**Required work**:
Reproduce all the material exactly, minus any pictures it holds.

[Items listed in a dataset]
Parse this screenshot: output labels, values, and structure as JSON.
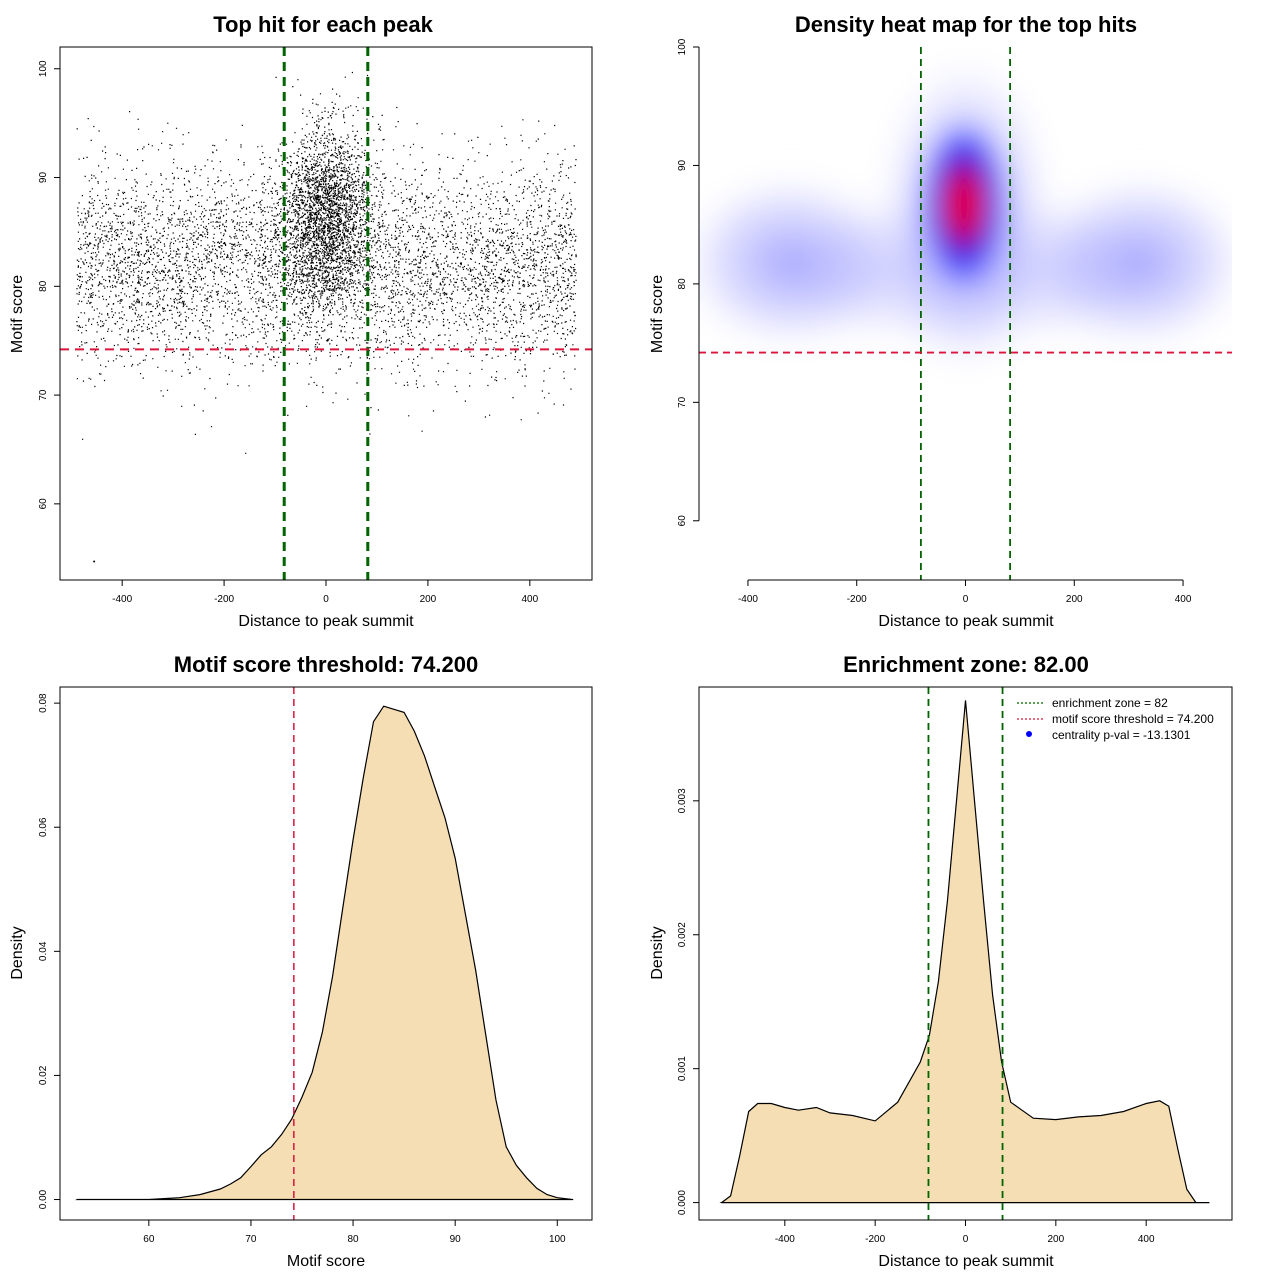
{
  "chart_data": [
    {
      "id": "scatter",
      "type": "scatter",
      "title": "Top hit for each peak",
      "xlabel": "Distance to peak summit",
      "ylabel": "Motif score",
      "xlim": [
        -522,
        522
      ],
      "ylim": [
        53,
        102
      ],
      "xticks": [
        -400,
        -200,
        0,
        200,
        400
      ],
      "yticks": [
        60,
        70,
        80,
        90,
        100
      ],
      "vlines": [
        -82,
        82
      ],
      "hline": 74.2,
      "vline_color": "#006400",
      "hline_color": "#dc143c",
      "point_color": "#000000",
      "outlier": {
        "x": -455,
        "y": 54.7
      }
    },
    {
      "id": "heatmap",
      "type": "heatmap",
      "title": "Density heat map for the top hits",
      "xlabel": "Distance to peak summit",
      "ylabel": "Motif score",
      "xlim": [
        -490,
        490
      ],
      "ylim": [
        55,
        100
      ],
      "xticks": [
        -400,
        -200,
        0,
        200,
        400
      ],
      "yticks": [
        60,
        70,
        80,
        90,
        100
      ],
      "vlines": [
        -82,
        82
      ],
      "hline": 74.2,
      "colors": [
        "#ffffff",
        "#0000ff",
        "#ff0000"
      ],
      "hotspot": {
        "x": 0,
        "y": 86.5
      }
    },
    {
      "id": "score_density",
      "type": "area",
      "title": "Motif score threshold: 74.200",
      "xlabel": "Motif score",
      "ylabel": "Density",
      "xlim": [
        51.3,
        103.4
      ],
      "ylim": [
        -0.0033,
        0.0826
      ],
      "xticks": [
        60,
        70,
        80,
        90,
        100
      ],
      "yticks": [
        0.0,
        0.02,
        0.04,
        0.06,
        0.08
      ],
      "ytick_labels": [
        "0.00",
        "0.02",
        "0.04",
        "0.06",
        "0.08"
      ],
      "vline": 74.2,
      "fill": "#f5deb3",
      "x": [
        53,
        60,
        63,
        65,
        67,
        68,
        69,
        70,
        71,
        72,
        73,
        74,
        75,
        76,
        77,
        78,
        79,
        80,
        81,
        82,
        83,
        84,
        85,
        86,
        87,
        88,
        89,
        90,
        91,
        92,
        93,
        94,
        95,
        96,
        97,
        98,
        99,
        100,
        101.5
      ],
      "y": [
        0,
        0,
        0.0003,
        0.0008,
        0.0017,
        0.0025,
        0.0035,
        0.0053,
        0.0072,
        0.0085,
        0.0105,
        0.013,
        0.0165,
        0.0205,
        0.027,
        0.036,
        0.047,
        0.058,
        0.068,
        0.077,
        0.0795,
        0.079,
        0.0785,
        0.0755,
        0.0715,
        0.0665,
        0.0615,
        0.055,
        0.046,
        0.037,
        0.0265,
        0.016,
        0.0085,
        0.0055,
        0.0035,
        0.0018,
        0.0008,
        0.0003,
        0
      ]
    },
    {
      "id": "distance_density",
      "type": "area",
      "title": "Enrichment zone: 82.00",
      "xlabel": "Distance to peak summit",
      "ylabel": "Density",
      "xlim": [
        -590,
        590
      ],
      "ylim": [
        -0.00013,
        0.00385
      ],
      "xticks": [
        -400,
        -200,
        0,
        200,
        400
      ],
      "yticks": [
        0.0,
        0.001,
        0.002,
        0.003
      ],
      "ytick_labels": [
        "0.000",
        "0.001",
        "0.002",
        "0.003"
      ],
      "vlines": [
        -82,
        82
      ],
      "fill": "#f5deb3",
      "x": [
        -540,
        -520,
        -500,
        -480,
        -460,
        -430,
        -400,
        -370,
        -330,
        -300,
        -250,
        -200,
        -150,
        -100,
        -80,
        -60,
        -40,
        -20,
        0,
        20,
        40,
        60,
        80,
        100,
        150,
        200,
        250,
        300,
        350,
        400,
        430,
        450,
        470,
        490,
        510,
        540
      ],
      "y": [
        0,
        5e-05,
        0.00035,
        0.00068,
        0.00074,
        0.00074,
        0.00071,
        0.00069,
        0.00071,
        0.00067,
        0.00065,
        0.00061,
        0.00075,
        0.00105,
        0.00125,
        0.00165,
        0.00225,
        0.003,
        0.00375,
        0.003,
        0.00225,
        0.00155,
        0.00105,
        0.00075,
        0.00063,
        0.00062,
        0.00064,
        0.00065,
        0.00068,
        0.00074,
        0.00076,
        0.00072,
        0.0004,
        0.0001,
        0,
        0
      ]
    }
  ],
  "legend": {
    "items": [
      {
        "label": "enrichment zone = 82",
        "color": "#006400",
        "symbol": "dotted-line"
      },
      {
        "label": "motif score threshold = 74.200",
        "color": "#dc143c",
        "symbol": "dotted-line"
      },
      {
        "label": "centrality p-val = -13.1301",
        "color": "#0000ff",
        "symbol": "dot"
      }
    ]
  }
}
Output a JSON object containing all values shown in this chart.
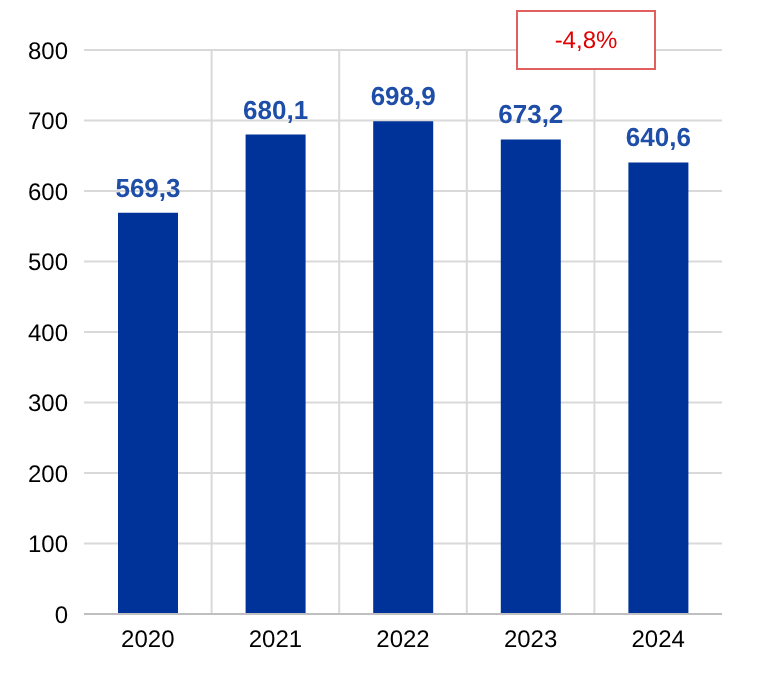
{
  "chart_data": {
    "type": "bar",
    "categories": [
      "2020",
      "2021",
      "2022",
      "2023",
      "2024"
    ],
    "values": [
      569.3,
      680.1,
      698.9,
      673.2,
      640.6
    ],
    "value_labels": [
      "569,3",
      "680,1",
      "698,9",
      "673,2",
      "640,6"
    ],
    "color": "#003399",
    "ylim": [
      0,
      800
    ],
    "yticks": [
      0,
      100,
      200,
      300,
      400,
      500,
      600,
      700,
      800
    ],
    "grid": true,
    "annotations": [
      "-4,8%"
    ]
  }
}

**Result for this exercise**:
Parse this screenshot: output labels, values, and structure as JSON.
{
  "chart_data": [
    {
      "id": "scatter",
      "type": "scatter",
      "title": "Top hit for each peak",
      "xlabel": "Distance to peak summit",
      "ylabel": "Motif score",
      "xlim": [
        -522,
        522
      ],
      "ylim": [
        53,
        102
      ],
      "xticks": [
        -400,
        -200,
        0,
        200,
        400
      ],
      "yticks": [
        60,
        70,
        80,
        90,
        100
      ],
      "vlines": [
        -82,
        82
      ],
      "hline": 74.2,
      "vline_color": "#006400",
      "hline_color": "#dc143c",
      "point_color": "#000000",
      "outlier": {
        "x": -455,
        "y": 54.7
      }
    },
    {
      "id": "heatmap",
      "type": "heatmap",
      "title": "Density heat map for the top hits",
      "xlabel": "Distance to peak summit",
      "ylabel": "Motif score",
      "xlim": [
        -490,
        490
      ],
      "ylim": [
        55,
        100
      ],
      "xticks": [
        -400,
        -200,
        0,
        200,
        400
      ],
      "yticks": [
        60,
        70,
        80,
        90,
        100
      ],
      "vlines": [
        -82,
        82
      ],
      "hline": 74.2,
      "colors": [
        "#ffffff",
        "#0000ff",
        "#ff0000"
      ],
      "hotspot": {
        "x": 0,
        "y": 86.5
      }
    },
    {
      "id": "score_density",
      "type": "area",
      "title": "Motif score threshold: 74.200",
      "xlabel": "Motif score",
      "ylabel": "Density",
      "xlim": [
        51.3,
        103.4
      ],
      "ylim": [
        -0.0033,
        0.0826
      ],
      "xticks": [
        60,
        70,
        80,
        90,
        100
      ],
      "yticks": [
        0.0,
        0.02,
        0.04,
        0.06,
        0.08
      ],
      "ytick_labels": [
        "0.00",
        "0.02",
        "0.04",
        "0.06",
        "0.08"
      ],
      "vline": 74.2,
      "fill": "#f5deb3",
      "x": [
        53,
        60,
        63,
        65,
        67,
        68,
        69,
        70,
        71,
        72,
        73,
        74,
        75,
        76,
        77,
        78,
        79,
        80,
        81,
        82,
        83,
        84,
        85,
        86,
        87,
        88,
        89,
        90,
        91,
        92,
        93,
        94,
        95,
        96,
        97,
        98,
        99,
        100,
        101.5
      ],
      "y": [
        0,
        0,
        0.0003,
        0.0008,
        0.0017,
        0.0025,
        0.0035,
        0.0053,
        0.0072,
        0.0085,
        0.0105,
        0.013,
        0.0165,
        0.0205,
        0.027,
        0.036,
        0.047,
        0.058,
        0.068,
        0.077,
        0.0795,
        0.079,
        0.0785,
        0.0755,
        0.0715,
        0.0665,
        0.0615,
        0.055,
        0.046,
        0.037,
        0.0265,
        0.016,
        0.0085,
        0.0055,
        0.0035,
        0.0018,
        0.0008,
        0.0003,
        0
      ]
    },
    {
      "id": "distance_density",
      "type": "area",
      "title": "Enrichment zone: 82.00",
      "xlabel": "Distance to peak summit",
      "ylabel": "Density",
      "xlim": [
        -590,
        590
      ],
      "ylim": [
        -0.00013,
        0.00385
      ],
      "xticks": [
        -400,
        -200,
        0,
        200,
        400
      ],
      "yticks": [
        0.0,
        0.001,
        0.002,
        0.003
      ],
      "ytick_labels": [
        "0.000",
        "0.001",
        "0.002",
        "0.003"
      ],
      "vlines": [
        -82,
        82
      ],
      "fill": "#f5deb3",
      "x": [
        -540,
        -520,
        -500,
        -480,
        -460,
        -430,
        -400,
        -370,
        -330,
        -300,
        -250,
        -200,
        -150,
        -100,
        -80,
        -60,
        -40,
        -20,
        0,
        20,
        40,
        60,
        80,
        100,
        150,
        200,
        250,
        300,
        350,
        400,
        430,
        450,
        470,
        490,
        510,
        540
      ],
      "y": [
        0,
        5e-05,
        0.00035,
        0.00068,
        0.00074,
        0.00074,
        0.00071,
        0.00069,
        0.00071,
        0.00067,
        0.00065,
        0.00061,
        0.00075,
        0.00105,
        0.00125,
        0.00165,
        0.00225,
        0.003,
        0.00375,
        0.003,
        0.00225,
        0.00155,
        0.00105,
        0.00075,
        0.00063,
        0.00062,
        0.00064,
        0.00065,
        0.00068,
        0.00074,
        0.00076,
        0.00072,
        0.0004,
        0.0001,
        0,
        0
      ]
    }
  ],
  "legend": {
    "items": [
      {
        "label": "enrichment zone = 82",
        "color": "#006400",
        "symbol": "dotted-line"
      },
      {
        "label": "motif score threshold = 74.200",
        "color": "#dc143c",
        "symbol": "dotted-line"
      },
      {
        "label": "centrality p-val = -13.1301",
        "color": "#0000ff",
        "symbol": "dot"
      }
    ]
  }
}
Output a JSON object containing all values shown in this chart.
{
  "chart_data": {
    "type": "bar",
    "categories": [
      "2020",
      "2021",
      "2022",
      "2023",
      "2024"
    ],
    "values": [
      569.3,
      680.1,
      698.9,
      673.2,
      640.6
    ],
    "value_labels": [
      "569,3",
      "680,1",
      "698,9",
      "673,2",
      "640,6"
    ],
    "color": "#003399",
    "ylim": [
      0,
      800
    ],
    "yticks": [
      0,
      100,
      200,
      300,
      400,
      500,
      600,
      700,
      800
    ],
    "grid": true,
    "annotations": [
      "-4,8%"
    ]
  }
}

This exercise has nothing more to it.